* JOB:
Retype all material exactly. Pictures stay out of the copy.

* RECORD EXTRACTS:
— START —
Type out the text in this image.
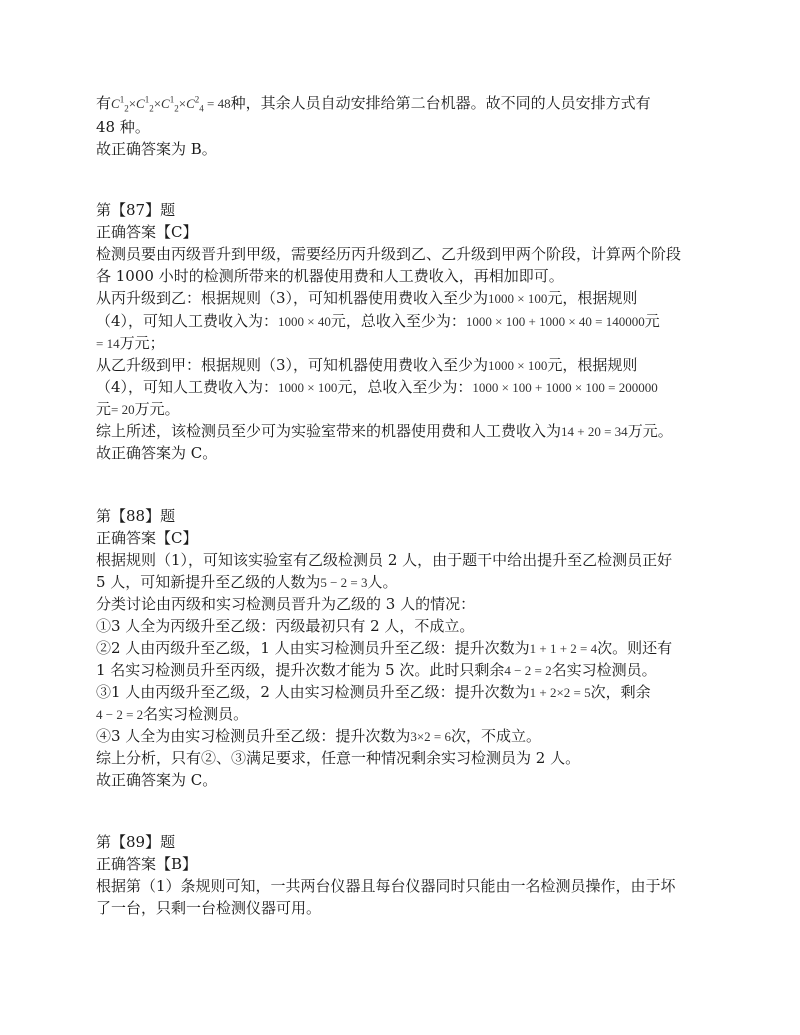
有$C^1_2\times C^1_2\times C^1_2\times C^2_4 = 48$种，其余人员自动安排给第二台机器。故不同的人员安排方式有
48 种。
故正确答案为 B。
第【87】题
正确答案【C】
检测员要由丙级晋升到甲级，需要经历丙升级到乙、乙升级到甲两个阶段，计算两个阶段
各 1000 小时的检测所带来的机器使用费和人工费收入，再相加即可。
从丙升级到乙：根据规则（3），可知机器使用费收入至少为1000 × 100元，根据规则
（4），可知人工费收入为：1000 × 40元，总收入至少为：1000 × 100 + 1000 × 40 = 140000元
= 14万元；
从乙升级到甲：根据规则（3），可知机器使用费收入至少为1000 × 100元，根据规则
（4），可知人工费收入为：1000 × 100元，总收入至少为：1000 × 100 + 1000 × 100 = 200000
元= 20万元。
综上所述，该检测员至少可为实验室带来的机器使用费和人工费收入为14 + 20 = 34万元。
故正确答案为 C。
第【88】题
正确答案【C】
根据规则（1），可知该实验室有乙级检测员 2 人，由于题干中给出提升至乙检测员正好
5 人，可知新提升至乙级的人数为5 − 2 = 3人。
分类讨论由丙级和实习检测员晋升为乙级的 3 人的情况：
①3 人全为丙级升至乙级：丙级最初只有 2 人，不成立。
②2 人由丙级升至乙级，1 人由实习检测员升至乙级：提升次数为1 + 1 + 2 = 4次。则还有
1 名实习检测员升至丙级，提升次数才能为 5 次。此时只剩余4 − 2 = 2名实习检测员。
③1 人由丙级升至乙级，2 人由实习检测员升至乙级：提升次数为1 + 2×2 = 5次，剩余
4 − 2 = 2名实习检测员。
④3 人全为由实习检测员升至乙级：提升次数为3×2 = 6次，不成立。
综上分析，只有②、③满足要求，任意一种情况剩余实习检测员为 2 人。
故正确答案为 C。
第【89】题
正确答案【B】
根据第（1）条规则可知，一共两台仪器且每台仪器同时只能由一名检测员操作，由于坏
了一台，只剩一台检测仪器可用。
— END —
* EXPECTED ANSWER:
Type out the text in this image.
有$C^1_2\times C^1_2\times C^1_2\times C^2_4 = 48$种，其余人员自动安排给第二台机器。故不同的人员安排方式有
48 种。
故正确答案为 B。
第【87】题
正确答案【C】
检测员要由丙级晋升到甲级，需要经历丙升级到乙、乙升级到甲两个阶段，计算两个阶段
各 1000 小时的检测所带来的机器使用费和人工费收入，再相加即可。
从丙升级到乙：根据规则（3），可知机器使用费收入至少为1000 × 100元，根据规则
（4），可知人工费收入为：1000 × 40元，总收入至少为：1000 × 100 + 1000 × 40 = 140000元
= 14万元；
从乙升级到甲：根据规则（3），可知机器使用费收入至少为1000 × 100元，根据规则
（4），可知人工费收入为：1000 × 100元，总收入至少为：1000 × 100 + 1000 × 100 = 200000
元= 20万元。
综上所述，该检测员至少可为实验室带来的机器使用费和人工费收入为14 + 20 = 34万元。
故正确答案为 C。
第【88】题
正确答案【C】
根据规则（1），可知该实验室有乙级检测员 2 人，由于题干中给出提升至乙检测员正好
5 人，可知新提升至乙级的人数为5 − 2 = 3人。
分类讨论由丙级和实习检测员晋升为乙级的 3 人的情况：
①3 人全为丙级升至乙级：丙级最初只有 2 人，不成立。
②2 人由丙级升至乙级，1 人由实习检测员升至乙级：提升次数为1 + 1 + 2 = 4次。则还有
1 名实习检测员升至丙级，提升次数才能为 5 次。此时只剩余4 − 2 = 2名实习检测员。
③1 人由丙级升至乙级，2 人由实习检测员升至乙级：提升次数为1 + 2×2 = 5次，剩余
4 − 2 = 2名实习检测员。
④3 人全为由实习检测员升至乙级：提升次数为3×2 = 6次，不成立。
综上分析，只有②、③满足要求，任意一种情况剩余实习检测员为 2 人。
故正确答案为 C。
第【89】题
正确答案【B】
根据第（1）条规则可知，一共两台仪器且每台仪器同时只能由一名检测员操作，由于坏
了一台，只剩一台检测仪器可用。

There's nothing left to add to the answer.